>> begin

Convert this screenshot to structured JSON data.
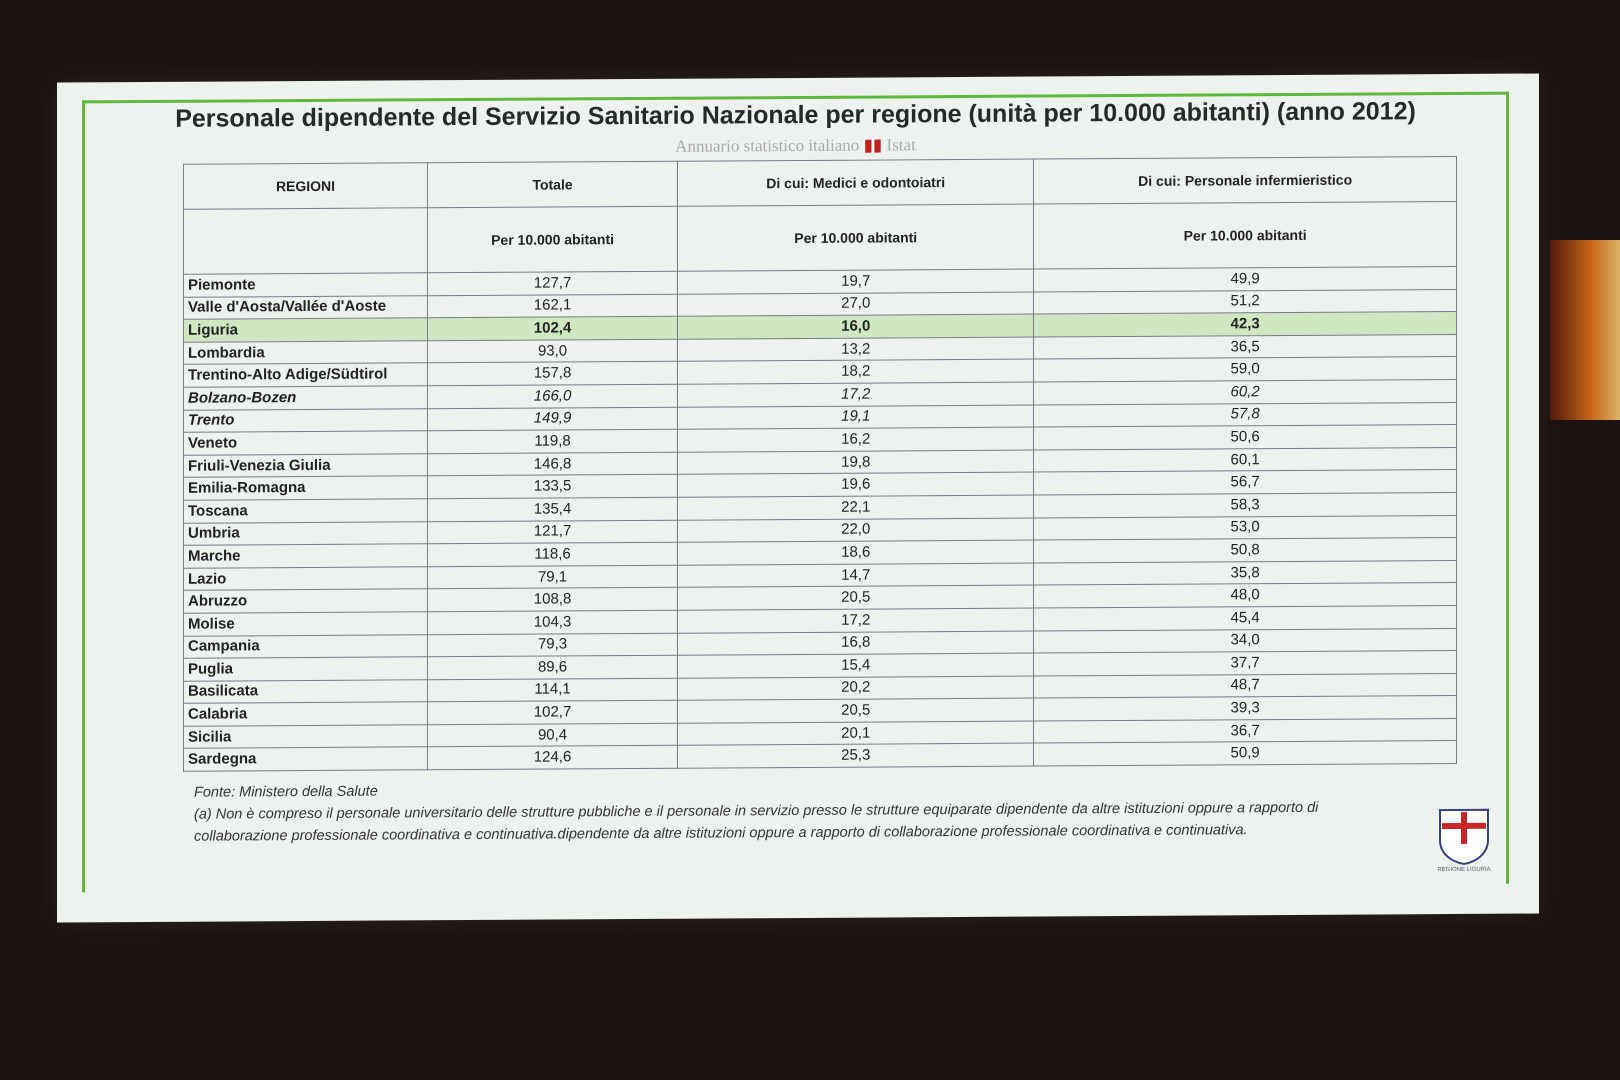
{
  "title": "Personale dipendente del Servizio Sanitario Nazionale per regione (unità per 10.000 abitanti) (anno 2012)",
  "source_line": {
    "text": "Annuario statistico italiano",
    "brand": "Istat"
  },
  "table": {
    "headers": [
      "REGIONI",
      "Totale",
      "Di cui: Medici e odontoiatri",
      "Di cui: Personale infermieristico"
    ],
    "subheaders": [
      "",
      "Per 10.000 abitanti",
      "Per 10.000 abitanti",
      "Per 10.000 abitanti"
    ],
    "rows": [
      {
        "region": "Piemonte",
        "totale": "127,7",
        "medici": "19,7",
        "infermieri": "49,9"
      },
      {
        "region": "Valle d'Aosta/Vallée d'Aoste",
        "totale": "162,1",
        "medici": "27,0",
        "infermieri": "51,2"
      },
      {
        "region": "Liguria",
        "totale": "102,4",
        "medici": "16,0",
        "infermieri": "42,3",
        "highlight": true
      },
      {
        "region": "Lombardia",
        "totale": "93,0",
        "medici": "13,2",
        "infermieri": "36,5"
      },
      {
        "region": "Trentino-Alto Adige/Südtirol",
        "totale": "157,8",
        "medici": "18,2",
        "infermieri": "59,0"
      },
      {
        "region": "Bolzano-Bozen",
        "totale": "166,0",
        "medici": "17,2",
        "infermieri": "60,2",
        "italic": true
      },
      {
        "region": "Trento",
        "totale": "149,9",
        "medici": "19,1",
        "infermieri": "57,8",
        "italic": true
      },
      {
        "region": "Veneto",
        "totale": "119,8",
        "medici": "16,2",
        "infermieri": "50,6"
      },
      {
        "region": "Friuli-Venezia Giulia",
        "totale": "146,8",
        "medici": "19,8",
        "infermieri": "60,1"
      },
      {
        "region": "Emilia-Romagna",
        "totale": "133,5",
        "medici": "19,6",
        "infermieri": "56,7"
      },
      {
        "region": "Toscana",
        "totale": "135,4",
        "medici": "22,1",
        "infermieri": "58,3"
      },
      {
        "region": "Umbria",
        "totale": "121,7",
        "medici": "22,0",
        "infermieri": "53,0"
      },
      {
        "region": "Marche",
        "totale": "118,6",
        "medici": "18,6",
        "infermieri": "50,8"
      },
      {
        "region": "Lazio",
        "totale": "79,1",
        "medici": "14,7",
        "infermieri": "35,8"
      },
      {
        "region": "Abruzzo",
        "totale": "108,8",
        "medici": "20,5",
        "infermieri": "48,0"
      },
      {
        "region": "Molise",
        "totale": "104,3",
        "medici": "17,2",
        "infermieri": "45,4"
      },
      {
        "region": "Campania",
        "totale": "79,3",
        "medici": "16,8",
        "infermieri": "34,0"
      },
      {
        "region": "Puglia",
        "totale": "89,6",
        "medici": "15,4",
        "infermieri": "37,7"
      },
      {
        "region": "Basilicata",
        "totale": "114,1",
        "medici": "20,2",
        "infermieri": "48,7"
      },
      {
        "region": "Calabria",
        "totale": "102,7",
        "medici": "20,5",
        "infermieri": "39,3"
      },
      {
        "region": "Sicilia",
        "totale": "90,4",
        "medici": "20,1",
        "infermieri": "36,7"
      },
      {
        "region": "Sardegna",
        "totale": "124,6",
        "medici": "25,3",
        "infermieri": "50,9"
      }
    ],
    "highlight_color": "#cfe8c2"
  },
  "footnotes": {
    "source": "Fonte: Ministero della Salute",
    "note": "(a) Non è compreso il personale universitario delle strutture pubbliche e il personale in servizio presso le strutture equiparate dipendente da altre istituzioni oppure a rapporto di collaborazione professionale coordinativa e continuativa.dipendente da altre istituzioni oppure a rapporto di collaborazione professionale coordinativa e continuativa."
  },
  "logo": {
    "text": "REGIONE LIGURIA"
  },
  "colors": {
    "frame": "#5db83c",
    "slide_bg": "#eef2ee"
  }
}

>> end

◆ Instructions for the task ◆
Every line of text is to be repeated exactly; pictures are left out.

◆ Exercise response ◆
Convert this screenshot to structured JSON data.
{
  "title": "Personale dipendente del Servizio Sanitario Nazionale per regione (unità per 10.000 abitanti) (anno 2012)",
  "source_line": {
    "text": "Annuario statistico italiano",
    "brand": "Istat"
  },
  "table": {
    "headers": [
      "REGIONI",
      "Totale",
      "Di cui: Medici e odontoiatri",
      "Di cui: Personale infermieristico"
    ],
    "subheaders": [
      "",
      "Per 10.000 abitanti",
      "Per 10.000 abitanti",
      "Per 10.000 abitanti"
    ],
    "rows": [
      {
        "region": "Piemonte",
        "totale": "127,7",
        "medici": "19,7",
        "infermieri": "49,9"
      },
      {
        "region": "Valle d'Aosta/Vallée d'Aoste",
        "totale": "162,1",
        "medici": "27,0",
        "infermieri": "51,2"
      },
      {
        "region": "Liguria",
        "totale": "102,4",
        "medici": "16,0",
        "infermieri": "42,3",
        "highlight": true
      },
      {
        "region": "Lombardia",
        "totale": "93,0",
        "medici": "13,2",
        "infermieri": "36,5"
      },
      {
        "region": "Trentino-Alto Adige/Südtirol",
        "totale": "157,8",
        "medici": "18,2",
        "infermieri": "59,0"
      },
      {
        "region": "Bolzano-Bozen",
        "totale": "166,0",
        "medici": "17,2",
        "infermieri": "60,2",
        "italic": true
      },
      {
        "region": "Trento",
        "totale": "149,9",
        "medici": "19,1",
        "infermieri": "57,8",
        "italic": true
      },
      {
        "region": "Veneto",
        "totale": "119,8",
        "medici": "16,2",
        "infermieri": "50,6"
      },
      {
        "region": "Friuli-Venezia Giulia",
        "totale": "146,8",
        "medici": "19,8",
        "infermieri": "60,1"
      },
      {
        "region": "Emilia-Romagna",
        "totale": "133,5",
        "medici": "19,6",
        "infermieri": "56,7"
      },
      {
        "region": "Toscana",
        "totale": "135,4",
        "medici": "22,1",
        "infermieri": "58,3"
      },
      {
        "region": "Umbria",
        "totale": "121,7",
        "medici": "22,0",
        "infermieri": "53,0"
      },
      {
        "region": "Marche",
        "totale": "118,6",
        "medici": "18,6",
        "infermieri": "50,8"
      },
      {
        "region": "Lazio",
        "totale": "79,1",
        "medici": "14,7",
        "infermieri": "35,8"
      },
      {
        "region": "Abruzzo",
        "totale": "108,8",
        "medici": "20,5",
        "infermieri": "48,0"
      },
      {
        "region": "Molise",
        "totale": "104,3",
        "medici": "17,2",
        "infermieri": "45,4"
      },
      {
        "region": "Campania",
        "totale": "79,3",
        "medici": "16,8",
        "infermieri": "34,0"
      },
      {
        "region": "Puglia",
        "totale": "89,6",
        "medici": "15,4",
        "infermieri": "37,7"
      },
      {
        "region": "Basilicata",
        "totale": "114,1",
        "medici": "20,2",
        "infermieri": "48,7"
      },
      {
        "region": "Calabria",
        "totale": "102,7",
        "medici": "20,5",
        "infermieri": "39,3"
      },
      {
        "region": "Sicilia",
        "totale": "90,4",
        "medici": "20,1",
        "infermieri": "36,7"
      },
      {
        "region": "Sardegna",
        "totale": "124,6",
        "medici": "25,3",
        "infermieri": "50,9"
      }
    ],
    "highlight_color": "#cfe8c2"
  },
  "footnotes": {
    "source": "Fonte: Ministero della Salute",
    "note": "(a) Non è compreso il personale universitario delle strutture pubbliche e il personale in servizio presso le strutture equiparate dipendente da altre istituzioni oppure a rapporto di collaborazione professionale coordinativa e continuativa.dipendente da altre istituzioni oppure a rapporto di collaborazione professionale coordinativa e continuativa."
  },
  "logo": {
    "text": "REGIONE LIGURIA"
  },
  "colors": {
    "frame": "#5db83c",
    "slide_bg": "#eef2ee"
  }
}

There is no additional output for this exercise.